> _WORK INSTRUCTIONS_:
Write the listing below again, word for word.

### AVAILABLE RECORDS ###

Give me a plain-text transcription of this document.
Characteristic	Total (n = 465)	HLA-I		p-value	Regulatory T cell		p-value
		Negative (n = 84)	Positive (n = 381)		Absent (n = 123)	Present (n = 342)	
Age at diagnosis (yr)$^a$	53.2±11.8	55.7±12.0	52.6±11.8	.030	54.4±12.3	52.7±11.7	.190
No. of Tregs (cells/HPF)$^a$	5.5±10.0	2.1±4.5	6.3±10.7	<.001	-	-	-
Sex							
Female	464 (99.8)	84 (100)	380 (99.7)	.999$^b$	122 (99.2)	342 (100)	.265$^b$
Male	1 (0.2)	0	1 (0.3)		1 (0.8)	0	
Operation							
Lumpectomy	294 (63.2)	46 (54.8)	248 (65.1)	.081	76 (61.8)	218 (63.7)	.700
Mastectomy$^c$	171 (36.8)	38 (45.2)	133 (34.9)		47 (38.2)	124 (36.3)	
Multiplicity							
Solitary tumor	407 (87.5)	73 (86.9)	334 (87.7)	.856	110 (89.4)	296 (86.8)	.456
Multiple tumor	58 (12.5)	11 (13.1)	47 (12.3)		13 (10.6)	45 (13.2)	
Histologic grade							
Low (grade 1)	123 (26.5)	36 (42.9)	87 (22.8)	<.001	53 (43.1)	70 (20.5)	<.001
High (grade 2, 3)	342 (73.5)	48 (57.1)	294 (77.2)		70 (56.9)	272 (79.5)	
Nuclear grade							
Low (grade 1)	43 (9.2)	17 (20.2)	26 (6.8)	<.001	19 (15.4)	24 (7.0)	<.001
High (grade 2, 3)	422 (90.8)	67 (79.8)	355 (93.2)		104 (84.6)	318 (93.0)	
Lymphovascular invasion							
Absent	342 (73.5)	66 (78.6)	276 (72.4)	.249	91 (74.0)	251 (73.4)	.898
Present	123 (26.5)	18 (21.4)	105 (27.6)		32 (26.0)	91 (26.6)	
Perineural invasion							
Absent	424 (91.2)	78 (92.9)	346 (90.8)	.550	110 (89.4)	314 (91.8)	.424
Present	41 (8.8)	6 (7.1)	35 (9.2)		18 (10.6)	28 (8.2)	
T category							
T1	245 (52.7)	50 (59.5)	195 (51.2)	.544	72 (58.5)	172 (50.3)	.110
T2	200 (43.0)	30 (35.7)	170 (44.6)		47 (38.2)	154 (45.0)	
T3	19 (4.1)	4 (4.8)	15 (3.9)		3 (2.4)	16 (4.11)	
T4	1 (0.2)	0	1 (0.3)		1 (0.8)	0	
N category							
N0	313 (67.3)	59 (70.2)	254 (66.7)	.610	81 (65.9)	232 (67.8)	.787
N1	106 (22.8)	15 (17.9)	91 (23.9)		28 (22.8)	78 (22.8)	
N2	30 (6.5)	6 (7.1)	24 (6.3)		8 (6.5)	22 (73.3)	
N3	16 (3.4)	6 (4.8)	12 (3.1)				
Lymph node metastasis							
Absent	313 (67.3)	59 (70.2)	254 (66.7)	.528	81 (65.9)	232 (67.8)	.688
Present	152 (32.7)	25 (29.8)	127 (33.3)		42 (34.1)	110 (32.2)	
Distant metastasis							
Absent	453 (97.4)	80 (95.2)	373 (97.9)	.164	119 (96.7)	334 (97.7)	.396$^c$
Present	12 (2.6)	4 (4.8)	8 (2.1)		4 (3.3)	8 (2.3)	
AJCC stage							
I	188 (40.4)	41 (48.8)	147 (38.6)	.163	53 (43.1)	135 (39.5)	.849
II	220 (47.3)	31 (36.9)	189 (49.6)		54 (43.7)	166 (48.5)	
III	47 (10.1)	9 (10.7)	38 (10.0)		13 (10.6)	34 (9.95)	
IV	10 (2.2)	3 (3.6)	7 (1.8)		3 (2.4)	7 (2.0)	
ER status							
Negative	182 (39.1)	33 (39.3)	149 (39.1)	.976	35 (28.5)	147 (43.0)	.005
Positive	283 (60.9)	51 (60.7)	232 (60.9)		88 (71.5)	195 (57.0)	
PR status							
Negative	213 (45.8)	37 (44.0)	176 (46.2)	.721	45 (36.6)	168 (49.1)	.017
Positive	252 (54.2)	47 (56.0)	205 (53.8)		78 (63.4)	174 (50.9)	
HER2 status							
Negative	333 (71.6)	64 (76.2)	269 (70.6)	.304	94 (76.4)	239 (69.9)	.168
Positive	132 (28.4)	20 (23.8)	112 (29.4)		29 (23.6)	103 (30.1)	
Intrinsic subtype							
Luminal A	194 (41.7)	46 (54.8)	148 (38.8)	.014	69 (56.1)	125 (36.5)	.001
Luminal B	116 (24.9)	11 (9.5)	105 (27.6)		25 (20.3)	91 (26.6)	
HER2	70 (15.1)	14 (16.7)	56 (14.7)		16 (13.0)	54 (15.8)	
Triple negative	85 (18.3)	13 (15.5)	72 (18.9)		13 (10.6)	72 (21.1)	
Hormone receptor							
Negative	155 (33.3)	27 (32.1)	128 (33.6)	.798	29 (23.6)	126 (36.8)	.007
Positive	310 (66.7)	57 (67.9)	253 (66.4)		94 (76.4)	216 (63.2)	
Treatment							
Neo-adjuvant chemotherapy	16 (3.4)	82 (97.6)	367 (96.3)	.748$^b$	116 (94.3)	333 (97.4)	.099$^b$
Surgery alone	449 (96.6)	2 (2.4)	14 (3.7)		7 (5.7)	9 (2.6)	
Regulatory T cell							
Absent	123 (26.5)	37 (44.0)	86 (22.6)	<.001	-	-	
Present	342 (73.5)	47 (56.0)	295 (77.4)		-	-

###

> _ANSWER SECTION_:
Give me a plain-text transcription of this document.
Characteristic	Total (n = 465)	HLA-I		p-value	Regulatory T cell		p-value
		Negative (n = 84)	Positive (n = 381)		Absent (n = 123)	Present (n = 342)	
Age at diagnosis (yr)$^a$	53.2±11.8	55.7±12.0	52.6±11.8	.030	54.4±12.3	52.7±11.7	.190
No. of Tregs (cells/HPF)$^a$	5.5±10.0	2.1±4.5	6.3±10.7	<.001	-	-	-
Sex							
Female	464 (99.8)	84 (100)	380 (99.7)	.999$^b$	122 (99.2)	342 (100)	.265$^b$
Male	1 (0.2)	0	1 (0.3)		1 (0.8)	0	
Operation							
Lumpectomy	294 (63.2)	46 (54.8)	248 (65.1)	.081	76 (61.8)	218 (63.7)	.700
Mastectomy$^c$	171 (36.8)	38 (45.2)	133 (34.9)		47 (38.2)	124 (36.3)	
Multiplicity							
Solitary tumor	407 (87.5)	73 (86.9)	334 (87.7)	.856	110 (89.4)	296 (86.8)	.456
Multiple tumor	58 (12.5)	11 (13.1)	47 (12.3)		13 (10.6)	45 (13.2)	
Histologic grade							
Low (grade 1)	123 (26.5)	36 (42.9)	87 (22.8)	<.001	53 (43.1)	70 (20.5)	<.001
High (grade 2, 3)	342 (73.5)	48 (57.1)	294 (77.2)		70 (56.9)	272 (79.5)	
Nuclear grade							
Low (grade 1)	43 (9.2)	17 (20.2)	26 (6.8)	<.001	19 (15.4)	24 (7.0)	<.001
High (grade 2, 3)	422 (90.8)	67 (79.8)	355 (93.2)		104 (84.6)	318 (93.0)	
Lymphovascular invasion							
Absent	342 (73.5)	66 (78.6)	276 (72.4)	.249	91 (74.0)	251 (73.4)	.898
Present	123 (26.5)	18 (21.4)	105 (27.6)		32 (26.0)	91 (26.6)	
Perineural invasion							
Absent	424 (91.2)	78 (92.9)	346 (90.8)	.550	110 (89.4)	314 (91.8)	.424
Present	41 (8.8)	6 (7.1)	35 (9.2)		18 (10.6)	28 (8.2)	
T category							
T1	245 (52.7)	50 (59.5)	195 (51.2)	.544	72 (58.5)	172 (50.3)	.110
T2	200 (43.0)	30 (35.7)	170 (44.6)		47 (38.2)	154 (45.0)	
T3	19 (4.1)	4 (4.8)	15 (3.9)		3 (2.4)	16 (4.11)	
T4	1 (0.2)	0	1 (0.3)		1 (0.8)	0	
N category							
N0	313 (67.3)	59 (70.2)	254 (66.7)	.610	81 (65.9)	232 (67.8)	.787
N1	106 (22.8)	15 (17.9)	91 (23.9)		28 (22.8)	78 (22.8)	
N2	30 (6.5)	6 (7.1)	24 (6.3)		8 (6.5)	22 (73.3)	
N3	16 (3.4)	6 (4.8)	12 (3.1)				
Lymph node metastasis							
Absent	313 (67.3)	59 (70.2)	254 (66.7)	.528	81 (65.9)	232 (67.8)	.688
Present	152 (32.7)	25 (29.8)	127 (33.3)		42 (34.1)	110 (32.2)	
Distant metastasis							
Absent	453 (97.4)	80 (95.2)	373 (97.9)	.164	119 (96.7)	334 (97.7)	.396$^c$
Present	12 (2.6)	4 (4.8)	8 (2.1)		4 (3.3)	8 (2.3)	
AJCC stage							
I	188 (40.4)	41 (48.8)	147 (38.6)	.163	53 (43.1)	135 (39.5)	.849
II	220 (47.3)	31 (36.9)	189 (49.6)		54 (43.7)	166 (48.5)	
III	47 (10.1)	9 (10.7)	38 (10.0)		13 (10.6)	34 (9.95)	
IV	10 (2.2)	3 (3.6)	7 (1.8)		3 (2.4)	7 (2.0)	
ER status							
Negative	182 (39.1)	33 (39.3)	149 (39.1)	.976	35 (28.5)	147 (43.0)	.005
Positive	283 (60.9)	51 (60.7)	232 (60.9)		88 (71.5)	195 (57.0)	
PR status							
Negative	213 (45.8)	37 (44.0)	176 (46.2)	.721	45 (36.6)	168 (49.1)	.017
Positive	252 (54.2)	47 (56.0)	205 (53.8)		78 (63.4)	174 (50.9)	
HER2 status							
Negative	333 (71.6)	64 (76.2)	269 (70.6)	.304	94 (76.4)	239 (69.9)	.168
Positive	132 (28.4)	20 (23.8)	112 (29.4)		29 (23.6)	103 (30.1)	
Intrinsic subtype							
Luminal A	194 (41.7)	46 (54.8)	148 (38.8)	.014	69 (56.1)	125 (36.5)	.001
Luminal B	116 (24.9)	11 (9.5)	105 (27.6)		25 (20.3)	91 (26.6)	
HER2	70 (15.1)	14 (16.7)	56 (14.7)		16 (13.0)	54 (15.8)	
Triple negative	85 (18.3)	13 (15.5)	72 (18.9)		13 (10.6)	72 (21.1)	
Hormone receptor							
Negative	155 (33.3)	27 (32.1)	128 (33.6)	.798	29 (23.6)	126 (36.8)	.007
Positive	310 (66.7)	57 (67.9)	253 (66.4)		94 (76.4)	216 (63.2)	
Treatment							
Neo-adjuvant chemotherapy	16 (3.4)	82 (97.6)	367 (96.3)	.748$^b$	116 (94.3)	333 (97.4)	.099$^b$
Surgery alone	449 (96.6)	2 (2.4)	14 (3.7)		7 (5.7)	9 (2.6)	
Regulatory T cell							
Absent	123 (26.5)	37 (44.0)	86 (22.6)	<.001	-	-	
Present	342 (73.5)	47 (56.0)	295 (77.4)		-	-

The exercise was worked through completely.